:: YOUR TASK ::
Below are some records; repeat them all exactly, minus the pictures.

* * * * * * *

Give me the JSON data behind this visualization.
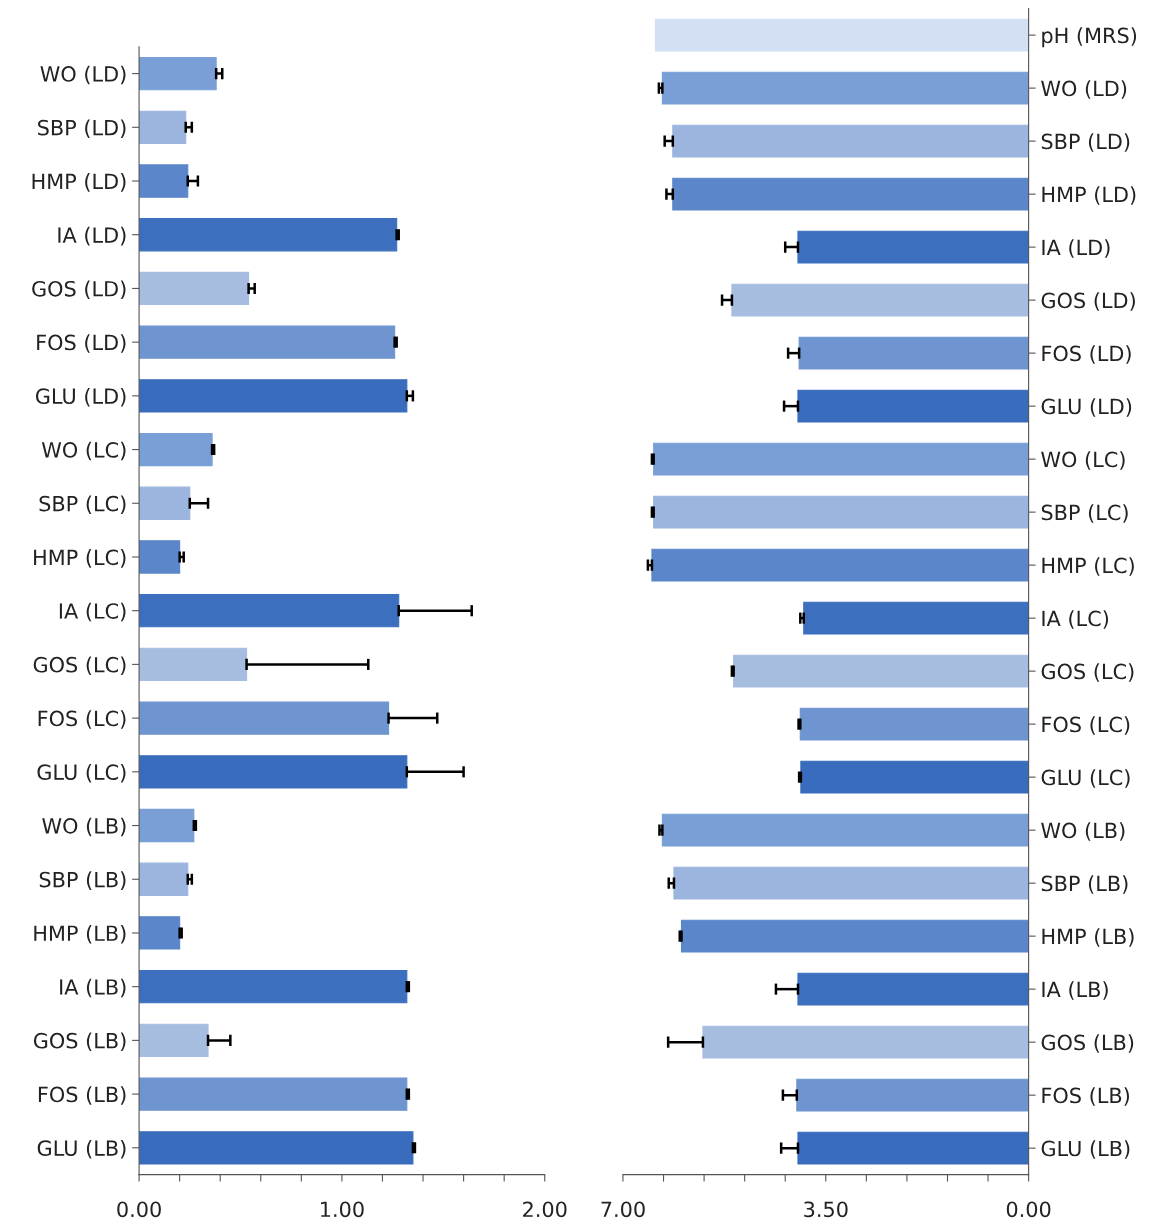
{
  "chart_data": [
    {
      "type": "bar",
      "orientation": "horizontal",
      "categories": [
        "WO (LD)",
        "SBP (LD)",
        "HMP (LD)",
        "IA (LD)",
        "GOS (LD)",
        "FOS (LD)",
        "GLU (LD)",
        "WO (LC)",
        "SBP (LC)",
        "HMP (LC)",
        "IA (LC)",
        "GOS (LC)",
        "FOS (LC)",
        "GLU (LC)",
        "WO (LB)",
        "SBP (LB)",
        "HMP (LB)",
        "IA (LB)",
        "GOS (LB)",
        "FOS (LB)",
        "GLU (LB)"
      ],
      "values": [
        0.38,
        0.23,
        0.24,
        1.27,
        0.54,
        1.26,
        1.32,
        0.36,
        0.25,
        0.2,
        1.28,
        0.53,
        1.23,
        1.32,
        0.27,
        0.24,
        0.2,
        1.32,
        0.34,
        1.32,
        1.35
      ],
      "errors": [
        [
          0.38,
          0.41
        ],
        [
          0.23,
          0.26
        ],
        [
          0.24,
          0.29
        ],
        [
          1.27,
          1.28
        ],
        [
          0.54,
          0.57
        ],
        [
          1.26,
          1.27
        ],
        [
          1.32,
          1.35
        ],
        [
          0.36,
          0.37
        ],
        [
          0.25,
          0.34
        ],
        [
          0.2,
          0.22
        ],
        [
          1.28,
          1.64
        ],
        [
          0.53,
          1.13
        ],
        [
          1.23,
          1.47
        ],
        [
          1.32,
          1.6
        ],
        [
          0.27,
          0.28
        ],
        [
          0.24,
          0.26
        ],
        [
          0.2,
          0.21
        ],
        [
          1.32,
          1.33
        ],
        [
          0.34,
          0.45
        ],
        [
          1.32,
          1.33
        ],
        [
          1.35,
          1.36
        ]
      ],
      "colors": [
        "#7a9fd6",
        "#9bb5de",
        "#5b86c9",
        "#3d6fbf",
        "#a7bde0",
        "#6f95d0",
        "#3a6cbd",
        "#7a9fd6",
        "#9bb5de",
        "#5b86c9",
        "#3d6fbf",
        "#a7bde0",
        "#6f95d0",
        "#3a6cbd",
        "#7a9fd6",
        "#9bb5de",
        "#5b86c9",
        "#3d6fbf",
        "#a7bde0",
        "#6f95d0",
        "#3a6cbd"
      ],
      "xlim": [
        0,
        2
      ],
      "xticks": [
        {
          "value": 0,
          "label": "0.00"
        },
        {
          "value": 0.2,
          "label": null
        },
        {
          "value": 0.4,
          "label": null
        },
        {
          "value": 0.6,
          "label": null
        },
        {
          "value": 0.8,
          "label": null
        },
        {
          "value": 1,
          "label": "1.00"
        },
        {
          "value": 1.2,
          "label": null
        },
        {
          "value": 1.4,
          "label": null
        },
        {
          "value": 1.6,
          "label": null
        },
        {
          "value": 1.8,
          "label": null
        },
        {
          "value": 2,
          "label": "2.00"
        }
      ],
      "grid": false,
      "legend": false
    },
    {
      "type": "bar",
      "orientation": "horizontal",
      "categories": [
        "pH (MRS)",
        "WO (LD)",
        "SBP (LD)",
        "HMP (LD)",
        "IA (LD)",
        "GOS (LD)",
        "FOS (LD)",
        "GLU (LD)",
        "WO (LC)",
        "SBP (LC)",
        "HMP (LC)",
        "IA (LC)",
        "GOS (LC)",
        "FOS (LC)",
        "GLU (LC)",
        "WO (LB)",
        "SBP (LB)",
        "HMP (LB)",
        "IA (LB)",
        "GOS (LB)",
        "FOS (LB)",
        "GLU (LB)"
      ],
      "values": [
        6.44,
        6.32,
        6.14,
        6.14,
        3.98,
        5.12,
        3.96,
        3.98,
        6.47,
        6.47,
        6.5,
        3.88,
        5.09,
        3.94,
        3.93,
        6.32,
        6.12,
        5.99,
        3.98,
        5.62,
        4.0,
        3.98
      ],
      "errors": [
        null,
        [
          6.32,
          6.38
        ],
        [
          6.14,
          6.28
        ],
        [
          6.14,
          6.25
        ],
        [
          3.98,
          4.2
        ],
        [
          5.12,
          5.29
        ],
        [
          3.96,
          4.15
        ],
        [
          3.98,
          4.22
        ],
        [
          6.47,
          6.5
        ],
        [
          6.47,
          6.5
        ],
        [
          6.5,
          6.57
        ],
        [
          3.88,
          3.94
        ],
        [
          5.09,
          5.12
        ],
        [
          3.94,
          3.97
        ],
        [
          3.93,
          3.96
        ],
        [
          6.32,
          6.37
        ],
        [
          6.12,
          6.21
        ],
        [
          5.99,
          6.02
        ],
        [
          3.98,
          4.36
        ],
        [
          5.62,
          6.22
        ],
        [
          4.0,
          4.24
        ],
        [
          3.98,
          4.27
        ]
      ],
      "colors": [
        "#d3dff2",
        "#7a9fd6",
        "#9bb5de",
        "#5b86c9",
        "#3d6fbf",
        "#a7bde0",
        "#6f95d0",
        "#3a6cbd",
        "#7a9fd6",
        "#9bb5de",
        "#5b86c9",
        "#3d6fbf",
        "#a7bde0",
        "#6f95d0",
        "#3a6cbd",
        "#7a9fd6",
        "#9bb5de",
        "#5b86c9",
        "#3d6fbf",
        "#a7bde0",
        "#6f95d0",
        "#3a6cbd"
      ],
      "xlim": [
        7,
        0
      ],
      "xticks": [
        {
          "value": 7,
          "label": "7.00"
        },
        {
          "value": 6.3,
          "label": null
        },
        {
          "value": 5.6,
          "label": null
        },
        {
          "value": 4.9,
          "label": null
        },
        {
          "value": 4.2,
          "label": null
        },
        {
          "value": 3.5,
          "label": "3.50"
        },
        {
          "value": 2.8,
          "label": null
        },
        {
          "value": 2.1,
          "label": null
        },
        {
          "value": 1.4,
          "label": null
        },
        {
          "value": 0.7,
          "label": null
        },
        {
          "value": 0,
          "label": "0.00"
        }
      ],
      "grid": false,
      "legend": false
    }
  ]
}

* * * * * * *

:: EXERCISE OUTPUT ::
Give me the JSON data behind this visualization.
{
  "chart_data": [
    {
      "type": "bar",
      "orientation": "horizontal",
      "categories": [
        "WO (LD)",
        "SBP (LD)",
        "HMP (LD)",
        "IA (LD)",
        "GOS (LD)",
        "FOS (LD)",
        "GLU (LD)",
        "WO (LC)",
        "SBP (LC)",
        "HMP (LC)",
        "IA (LC)",
        "GOS (LC)",
        "FOS (LC)",
        "GLU (LC)",
        "WO (LB)",
        "SBP (LB)",
        "HMP (LB)",
        "IA (LB)",
        "GOS (LB)",
        "FOS (LB)",
        "GLU (LB)"
      ],
      "values": [
        0.38,
        0.23,
        0.24,
        1.27,
        0.54,
        1.26,
        1.32,
        0.36,
        0.25,
        0.2,
        1.28,
        0.53,
        1.23,
        1.32,
        0.27,
        0.24,
        0.2,
        1.32,
        0.34,
        1.32,
        1.35
      ],
      "errors": [
        [
          0.38,
          0.41
        ],
        [
          0.23,
          0.26
        ],
        [
          0.24,
          0.29
        ],
        [
          1.27,
          1.28
        ],
        [
          0.54,
          0.57
        ],
        [
          1.26,
          1.27
        ],
        [
          1.32,
          1.35
        ],
        [
          0.36,
          0.37
        ],
        [
          0.25,
          0.34
        ],
        [
          0.2,
          0.22
        ],
        [
          1.28,
          1.64
        ],
        [
          0.53,
          1.13
        ],
        [
          1.23,
          1.47
        ],
        [
          1.32,
          1.6
        ],
        [
          0.27,
          0.28
        ],
        [
          0.24,
          0.26
        ],
        [
          0.2,
          0.21
        ],
        [
          1.32,
          1.33
        ],
        [
          0.34,
          0.45
        ],
        [
          1.32,
          1.33
        ],
        [
          1.35,
          1.36
        ]
      ],
      "colors": [
        "#7a9fd6",
        "#9bb5de",
        "#5b86c9",
        "#3d6fbf",
        "#a7bde0",
        "#6f95d0",
        "#3a6cbd",
        "#7a9fd6",
        "#9bb5de",
        "#5b86c9",
        "#3d6fbf",
        "#a7bde0",
        "#6f95d0",
        "#3a6cbd",
        "#7a9fd6",
        "#9bb5de",
        "#5b86c9",
        "#3d6fbf",
        "#a7bde0",
        "#6f95d0",
        "#3a6cbd"
      ],
      "xlim": [
        0,
        2
      ],
      "xticks": [
        {
          "value": 0,
          "label": "0.00"
        },
        {
          "value": 0.2,
          "label": null
        },
        {
          "value": 0.4,
          "label": null
        },
        {
          "value": 0.6,
          "label": null
        },
        {
          "value": 0.8,
          "label": null
        },
        {
          "value": 1,
          "label": "1.00"
        },
        {
          "value": 1.2,
          "label": null
        },
        {
          "value": 1.4,
          "label": null
        },
        {
          "value": 1.6,
          "label": null
        },
        {
          "value": 1.8,
          "label": null
        },
        {
          "value": 2,
          "label": "2.00"
        }
      ],
      "grid": false,
      "legend": false
    },
    {
      "type": "bar",
      "orientation": "horizontal",
      "categories": [
        "pH (MRS)",
        "WO (LD)",
        "SBP (LD)",
        "HMP (LD)",
        "IA (LD)",
        "GOS (LD)",
        "FOS (LD)",
        "GLU (LD)",
        "WO (LC)",
        "SBP (LC)",
        "HMP (LC)",
        "IA (LC)",
        "GOS (LC)",
        "FOS (LC)",
        "GLU (LC)",
        "WO (LB)",
        "SBP (LB)",
        "HMP (LB)",
        "IA (LB)",
        "GOS (LB)",
        "FOS (LB)",
        "GLU (LB)"
      ],
      "values": [
        6.44,
        6.32,
        6.14,
        6.14,
        3.98,
        5.12,
        3.96,
        3.98,
        6.47,
        6.47,
        6.5,
        3.88,
        5.09,
        3.94,
        3.93,
        6.32,
        6.12,
        5.99,
        3.98,
        5.62,
        4.0,
        3.98
      ],
      "errors": [
        null,
        [
          6.32,
          6.38
        ],
        [
          6.14,
          6.28
        ],
        [
          6.14,
          6.25
        ],
        [
          3.98,
          4.2
        ],
        [
          5.12,
          5.29
        ],
        [
          3.96,
          4.15
        ],
        [
          3.98,
          4.22
        ],
        [
          6.47,
          6.5
        ],
        [
          6.47,
          6.5
        ],
        [
          6.5,
          6.57
        ],
        [
          3.88,
          3.94
        ],
        [
          5.09,
          5.12
        ],
        [
          3.94,
          3.97
        ],
        [
          3.93,
          3.96
        ],
        [
          6.32,
          6.37
        ],
        [
          6.12,
          6.21
        ],
        [
          5.99,
          6.02
        ],
        [
          3.98,
          4.36
        ],
        [
          5.62,
          6.22
        ],
        [
          4.0,
          4.24
        ],
        [
          3.98,
          4.27
        ]
      ],
      "colors": [
        "#d3dff2",
        "#7a9fd6",
        "#9bb5de",
        "#5b86c9",
        "#3d6fbf",
        "#a7bde0",
        "#6f95d0",
        "#3a6cbd",
        "#7a9fd6",
        "#9bb5de",
        "#5b86c9",
        "#3d6fbf",
        "#a7bde0",
        "#6f95d0",
        "#3a6cbd",
        "#7a9fd6",
        "#9bb5de",
        "#5b86c9",
        "#3d6fbf",
        "#a7bde0",
        "#6f95d0",
        "#3a6cbd"
      ],
      "xlim": [
        7,
        0
      ],
      "xticks": [
        {
          "value": 7,
          "label": "7.00"
        },
        {
          "value": 6.3,
          "label": null
        },
        {
          "value": 5.6,
          "label": null
        },
        {
          "value": 4.9,
          "label": null
        },
        {
          "value": 4.2,
          "label": null
        },
        {
          "value": 3.5,
          "label": "3.50"
        },
        {
          "value": 2.8,
          "label": null
        },
        {
          "value": 2.1,
          "label": null
        },
        {
          "value": 1.4,
          "label": null
        },
        {
          "value": 0.7,
          "label": null
        },
        {
          "value": 0,
          "label": "0.00"
        }
      ],
      "grid": false,
      "legend": false
    }
  ]
}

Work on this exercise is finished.